▽

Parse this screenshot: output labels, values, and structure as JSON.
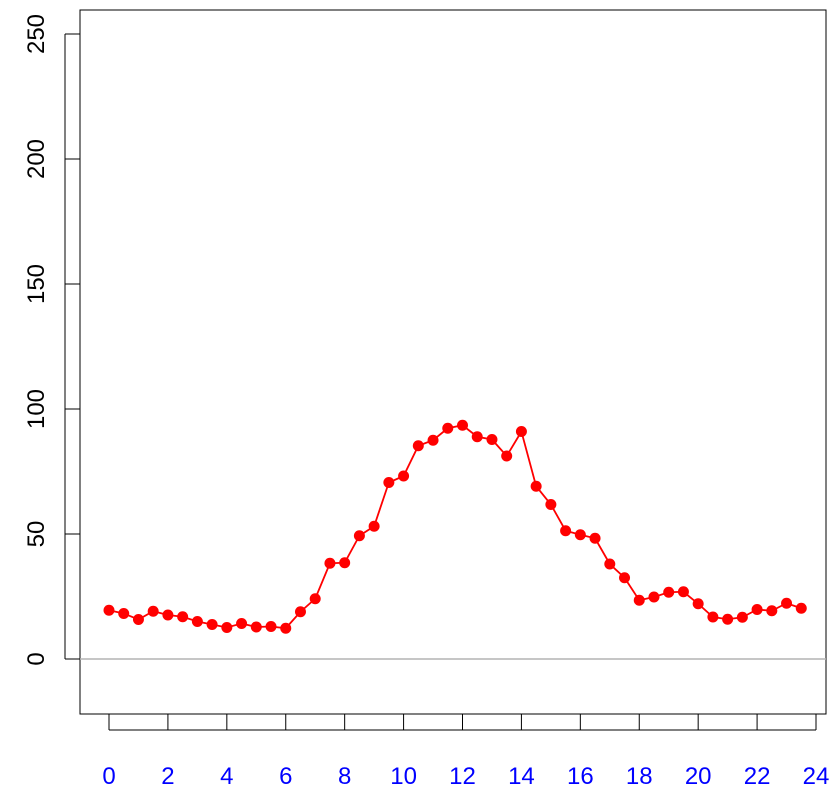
{
  "chart_data": {
    "type": "line",
    "title": "",
    "xlabel": "",
    "ylabel": "",
    "xlim": [
      0,
      24
    ],
    "ylim": [
      -20,
      250
    ],
    "x_ticks": [
      "0",
      "2",
      "4",
      "6",
      "8",
      "10",
      "12",
      "14",
      "16",
      "18",
      "20",
      "22",
      "24"
    ],
    "y_ticks": [
      "0",
      "50",
      "100",
      "150",
      "200",
      "250"
    ],
    "grid": false,
    "reference_line": {
      "y": 0,
      "color": "#b3b3b3"
    },
    "colors": {
      "series": "#ff0000",
      "x_tick_labels": "#0000ff",
      "axes": "#000000"
    },
    "series": [
      {
        "x": [
          0,
          0.5,
          1,
          1.5,
          2,
          2.5,
          3,
          3.5,
          4,
          4.5,
          5,
          5.5,
          6,
          6.5,
          7,
          7.5,
          8,
          8.5,
          9,
          9.5,
          10,
          10.5,
          11,
          11.5,
          12,
          12.5,
          13,
          13.5,
          14,
          14.5,
          15,
          15.5,
          16,
          16.5,
          17,
          17.5,
          18,
          18.5,
          19,
          19.5,
          20,
          20.5,
          21,
          21.5,
          22,
          22.5,
          23,
          23.5
        ],
        "values": [
          19.5,
          18.2,
          15.8,
          19.1,
          17.6,
          16.9,
          15.0,
          13.8,
          12.6,
          14.2,
          12.8,
          13.0,
          12.3,
          18.9,
          24.1,
          38.3,
          38.5,
          49.3,
          53.1,
          70.6,
          73.2,
          85.3,
          87.5,
          92.3,
          93.5,
          88.9,
          87.8,
          81.2,
          91.0,
          69.1,
          61.8,
          51.3,
          49.7,
          48.3,
          38.0,
          32.5,
          23.5,
          24.8,
          26.7,
          26.9,
          22.1,
          16.8,
          15.9,
          16.7,
          19.8,
          19.3,
          22.3,
          20.3
        ]
      }
    ]
  }
}
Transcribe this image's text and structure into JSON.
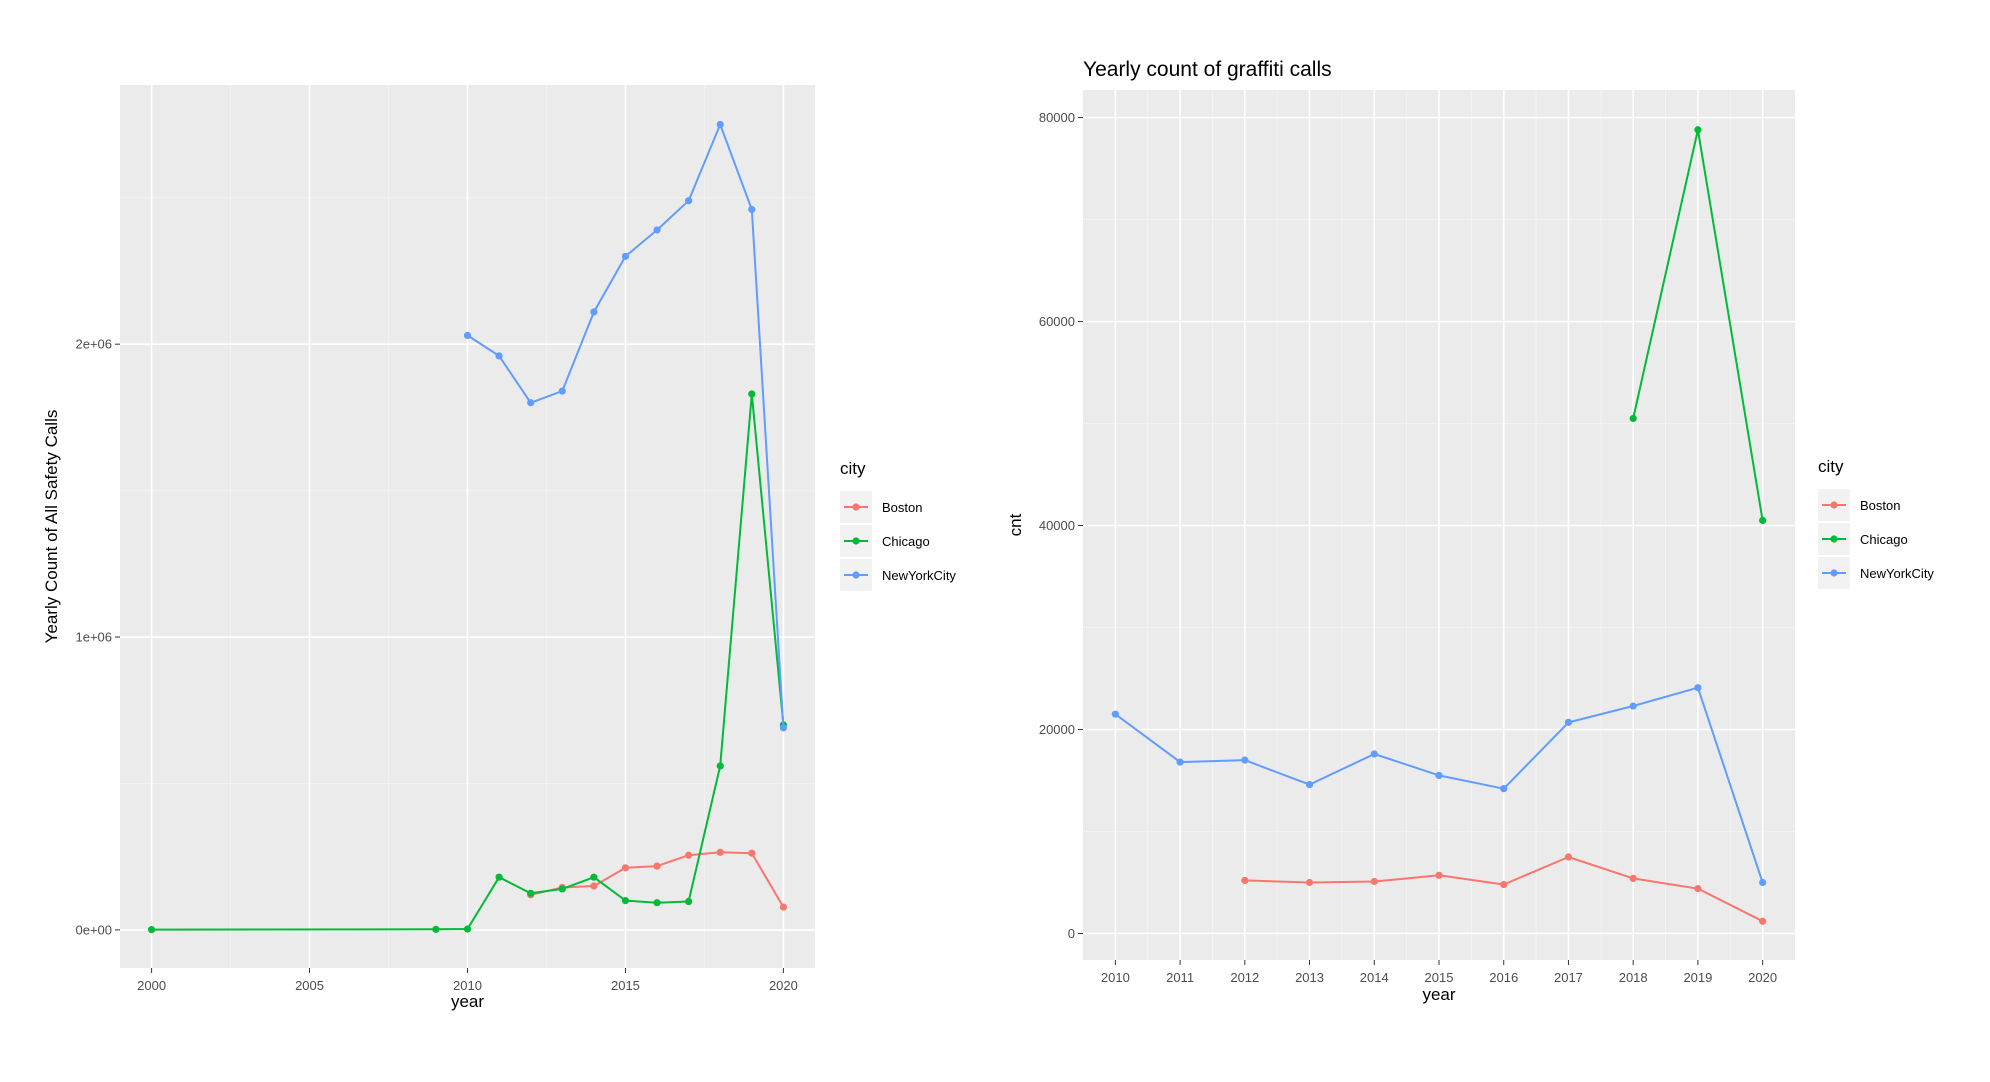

△

Keep every word of the data as it is when you write it out, but drop the pictures.

*Exercise output*.
Parse this screenshot: output labels, values, and structure as JSON.
{
  "chart_data": {
    "type": "line",
    "title": "",
    "xlabel": "",
    "ylabel": "",
    "xlim": [
      0,
      24
    ],
    "ylim": [
      -20,
      250
    ],
    "x_ticks": [
      "0",
      "2",
      "4",
      "6",
      "8",
      "10",
      "12",
      "14",
      "16",
      "18",
      "20",
      "22",
      "24"
    ],
    "y_ticks": [
      "0",
      "50",
      "100",
      "150",
      "200",
      "250"
    ],
    "grid": false,
    "reference_line": {
      "y": 0,
      "color": "#b3b3b3"
    },
    "colors": {
      "series": "#ff0000",
      "x_tick_labels": "#0000ff",
      "axes": "#000000"
    },
    "series": [
      {
        "x": [
          0,
          0.5,
          1,
          1.5,
          2,
          2.5,
          3,
          3.5,
          4,
          4.5,
          5,
          5.5,
          6,
          6.5,
          7,
          7.5,
          8,
          8.5,
          9,
          9.5,
          10,
          10.5,
          11,
          11.5,
          12,
          12.5,
          13,
          13.5,
          14,
          14.5,
          15,
          15.5,
          16,
          16.5,
          17,
          17.5,
          18,
          18.5,
          19,
          19.5,
          20,
          20.5,
          21,
          21.5,
          22,
          22.5,
          23,
          23.5
        ],
        "values": [
          19.5,
          18.2,
          15.8,
          19.1,
          17.6,
          16.9,
          15.0,
          13.8,
          12.6,
          14.2,
          12.8,
          13.0,
          12.3,
          18.9,
          24.1,
          38.3,
          38.5,
          49.3,
          53.1,
          70.6,
          73.2,
          85.3,
          87.5,
          92.3,
          93.5,
          88.9,
          87.8,
          81.2,
          91.0,
          69.1,
          61.8,
          51.3,
          49.7,
          48.3,
          38.0,
          32.5,
          23.5,
          24.8,
          26.7,
          26.9,
          22.1,
          16.8,
          15.9,
          16.7,
          19.8,
          19.3,
          22.3,
          20.3
        ]
      }
    ]
  }
}
Transcribe this image's text and structure into JSON.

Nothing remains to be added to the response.